(Records from a data collection)

■ ■ ■ ■ ■

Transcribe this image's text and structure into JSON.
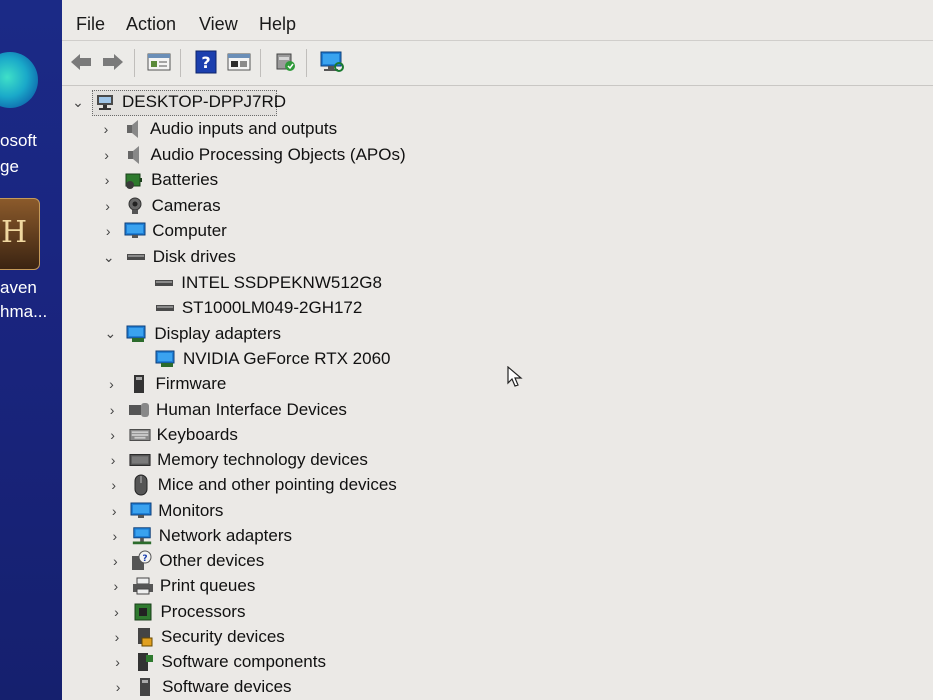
{
  "desktop": {
    "labels": [
      "osoft",
      "ge",
      "aven",
      "hma..."
    ]
  },
  "menu": {
    "file": "File",
    "action": "Action",
    "view": "View",
    "help": "Help"
  },
  "toolbar": {
    "icons": [
      "back-arrow-icon",
      "forward-arrow-icon",
      "properties-icon",
      "help-icon",
      "view-icon",
      "update-driver-icon",
      "scan-hardware-icon"
    ]
  },
  "tree": {
    "root": "DESKTOP-DPPJ7RD",
    "nodes": [
      {
        "label": "Audio inputs and outputs",
        "icon": "speaker-icon",
        "expanded": false
      },
      {
        "label": "Audio Processing Objects (APOs)",
        "icon": "speaker-icon",
        "expanded": false
      },
      {
        "label": "Batteries",
        "icon": "battery-icon",
        "expanded": false
      },
      {
        "label": "Cameras",
        "icon": "camera-icon",
        "expanded": false
      },
      {
        "label": "Computer",
        "icon": "monitor-icon",
        "expanded": false
      },
      {
        "label": "Disk drives",
        "icon": "disk-drive-icon",
        "expanded": true
      },
      {
        "label": "INTEL SSDPEKNW512G8",
        "icon": "disk-drive-icon",
        "child": true
      },
      {
        "label": "ST1000LM049-2GH172",
        "icon": "disk-drive-icon",
        "child": true
      },
      {
        "label": "Display adapters",
        "icon": "display-adapter-icon",
        "expanded": true
      },
      {
        "label": "NVIDIA GeForce RTX 2060",
        "icon": "display-adapter-icon",
        "child": true
      },
      {
        "label": "Firmware",
        "icon": "firmware-icon",
        "expanded": false
      },
      {
        "label": "Human Interface Devices",
        "icon": "hid-icon",
        "expanded": false
      },
      {
        "label": "Keyboards",
        "icon": "keyboard-icon",
        "expanded": false
      },
      {
        "label": "Memory technology devices",
        "icon": "memory-icon",
        "expanded": false
      },
      {
        "label": "Mice and other pointing devices",
        "icon": "mouse-icon",
        "expanded": false
      },
      {
        "label": "Monitors",
        "icon": "monitor-icon",
        "expanded": false
      },
      {
        "label": "Network adapters",
        "icon": "network-icon",
        "expanded": false
      },
      {
        "label": "Other devices",
        "icon": "unknown-device-icon",
        "expanded": false
      },
      {
        "label": "Print queues",
        "icon": "printer-icon",
        "expanded": false
      },
      {
        "label": "Processors",
        "icon": "processor-icon",
        "expanded": false
      },
      {
        "label": "Security devices",
        "icon": "security-icon",
        "expanded": false
      },
      {
        "label": "Software components",
        "icon": "software-component-icon",
        "expanded": false
      },
      {
        "label": "Software devices",
        "icon": "software-device-icon",
        "expanded": false
      }
    ]
  },
  "colors": {
    "desktop_blue": "#1b2a86",
    "window_bg": "#ebe9e6",
    "monitor_blue": "#1e7fd6",
    "help_blue": "#1b3fae"
  }
}
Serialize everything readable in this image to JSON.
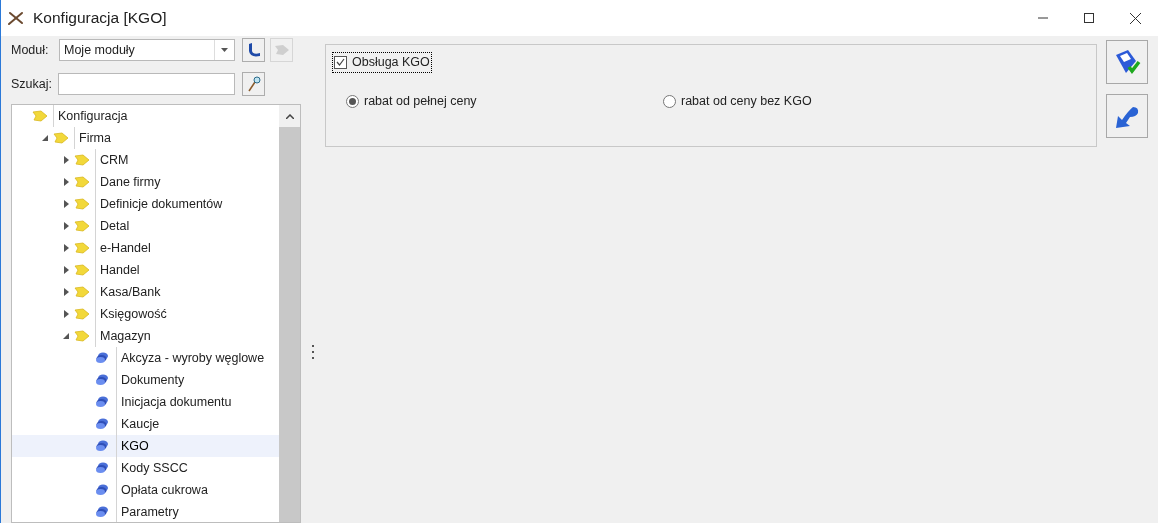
{
  "window": {
    "title": "Konfiguracja [KGO]"
  },
  "module": {
    "label": "Moduł:",
    "value": "Moje moduły"
  },
  "search": {
    "label": "Szukaj:"
  },
  "tree": [
    {
      "label": "Konfiguracja",
      "kind": "folder",
      "selected": false,
      "children": [
        {
          "label": "Firma",
          "kind": "folder",
          "expanded": true,
          "selected": false,
          "children": [
            {
              "label": "CRM",
              "kind": "folder",
              "expanded": false,
              "selected": false
            },
            {
              "label": "Dane firmy",
              "kind": "folder",
              "expanded": false,
              "selected": false
            },
            {
              "label": "Definicje dokumentów",
              "kind": "folder",
              "expanded": false,
              "selected": false
            },
            {
              "label": "Detal",
              "kind": "folder",
              "expanded": false,
              "selected": false
            },
            {
              "label": "e-Handel",
              "kind": "folder",
              "expanded": false,
              "selected": false
            },
            {
              "label": "Handel",
              "kind": "folder",
              "expanded": false,
              "selected": false
            },
            {
              "label": "Kasa/Bank",
              "kind": "folder",
              "expanded": false,
              "selected": false
            },
            {
              "label": "Księgowość",
              "kind": "folder",
              "expanded": false,
              "selected": false
            },
            {
              "label": "Magazyn",
              "kind": "folder",
              "expanded": true,
              "selected": false,
              "children": [
                {
                  "label": "Akcyza - wyroby węglowe",
                  "kind": "leaf",
                  "selected": false
                },
                {
                  "label": "Dokumenty",
                  "kind": "leaf",
                  "selected": false
                },
                {
                  "label": "Inicjacja dokumentu",
                  "kind": "leaf",
                  "selected": false
                },
                {
                  "label": "Kaucje",
                  "kind": "leaf",
                  "selected": false
                },
                {
                  "label": "KGO",
                  "kind": "leaf",
                  "selected": true
                },
                {
                  "label": "Kody SSCC",
                  "kind": "leaf",
                  "selected": false
                },
                {
                  "label": "Opłata cukrowa",
                  "kind": "leaf",
                  "selected": false
                },
                {
                  "label": "Parametry",
                  "kind": "leaf",
                  "selected": false
                }
              ]
            }
          ]
        }
      ]
    }
  ],
  "settings": {
    "checkbox": {
      "label": "Obsługa KGO",
      "checked": true
    },
    "options": [
      {
        "label": "rabat od pełnej ceny",
        "selected": true
      },
      {
        "label": "rabat od ceny bez KGO",
        "selected": false
      }
    ]
  }
}
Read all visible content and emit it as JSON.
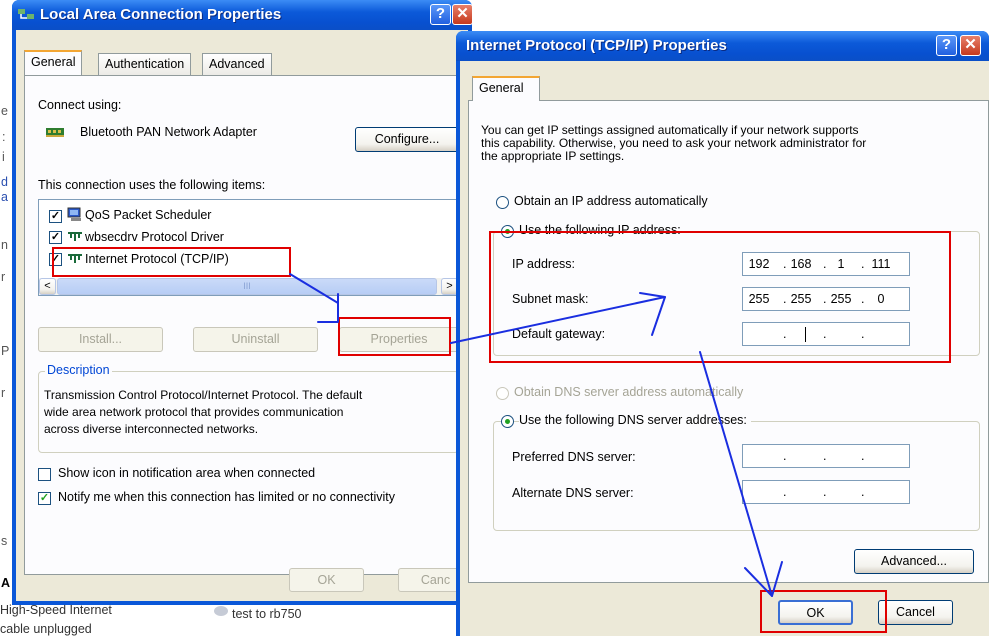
{
  "background": {
    "left_fragments": [
      "e",
      ":",
      "i",
      "d",
      "a",
      "n",
      "r",
      "P",
      "r",
      "s",
      "A"
    ],
    "bottom_items": [
      "High-Speed Internet",
      "cable unplugged",
      "test to rb750"
    ]
  },
  "lac_window": {
    "title": "Local Area Connection Properties",
    "help_label": "?",
    "close_label": "✕",
    "tabs": [
      "General",
      "Authentication",
      "Advanced"
    ],
    "connect_using_label": "Connect using:",
    "adapter_name": "Bluetooth PAN Network Adapter",
    "configure_label": "Configure...",
    "items_label": "This connection uses the following items:",
    "items": [
      {
        "label": "QoS Packet Scheduler",
        "checked": true
      },
      {
        "label": "wbsecdrv Protocol Driver",
        "checked": true
      },
      {
        "label": "Internet Protocol (TCP/IP)",
        "checked": true
      }
    ],
    "scroll_left": "<",
    "scroll_right": ">",
    "scroll_grip": "III",
    "install_label": "Install...",
    "uninstall_label": "Uninstall",
    "properties_label": "Properties",
    "description_legend": "Description",
    "description_text": [
      "Transmission Control Protocol/Internet Protocol. The default",
      "wide area network protocol that provides communication",
      "across diverse interconnected networks."
    ],
    "show_icon_label": "Show icon in notification area when connected",
    "notify_label": "Notify me when this connection has limited or no connectivity",
    "ok_label": "OK",
    "cancel_label": "Canc"
  },
  "tcpip_window": {
    "title": "Internet Protocol (TCP/IP) Properties",
    "help_label": "?",
    "close_label": "✕",
    "tab": "General",
    "intro": [
      "You can get IP settings assigned automatically if your network supports",
      "this capability. Otherwise, you need to ask your network administrator for",
      "the appropriate IP settings."
    ],
    "obtain_ip_label": "Obtain an IP address automatically",
    "use_ip_label": "Use the following IP address:",
    "ip_label": "IP address:",
    "ip_value": [
      "192",
      "168",
      "1",
      "111"
    ],
    "subnet_label": "Subnet mask:",
    "subnet_value": [
      "255",
      "255",
      "255",
      "0"
    ],
    "gateway_label": "Default gateway:",
    "obtain_dns_label": "Obtain DNS server address automatically",
    "use_dns_label": "Use the following DNS server addresses:",
    "preferred_dns_label": "Preferred DNS server:",
    "alternate_dns_label": "Alternate DNS server:",
    "ip_dot": ".",
    "advanced_label": "Advanced...",
    "ok_label": "OK",
    "cancel_label": "Cancel"
  },
  "colors": {
    "annotation_red": "#e00000",
    "annotation_arrow": "#1a2ee0",
    "xp_title_blue": "#0a57d8"
  }
}
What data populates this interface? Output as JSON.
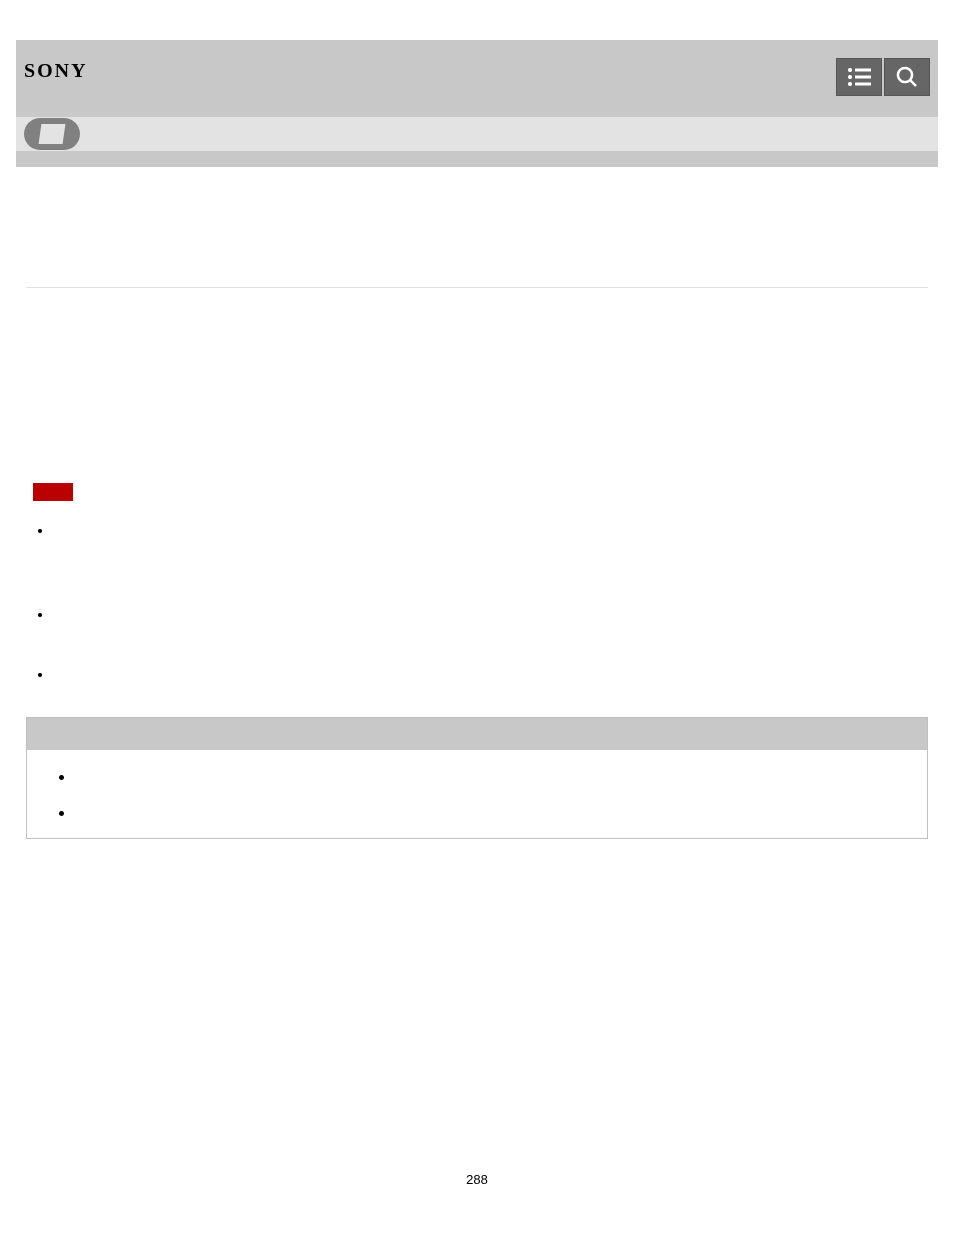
{
  "header": {
    "logo": "SONY"
  },
  "main_list": {
    "item1": "",
    "item2": "",
    "item3": ""
  },
  "sub_list": {
    "item1": "",
    "item2": ""
  },
  "page_number": "288"
}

■ ■ ■ ■ ■

## Exercise details:
Select every line in the material above where the string "Obtain" occurs, and copy it.

## Answer to this task:
    "obtain_ip_label": "Obtain an IP address automatically",
    "obtain_dns_label": "Obtain DNS server address automatically",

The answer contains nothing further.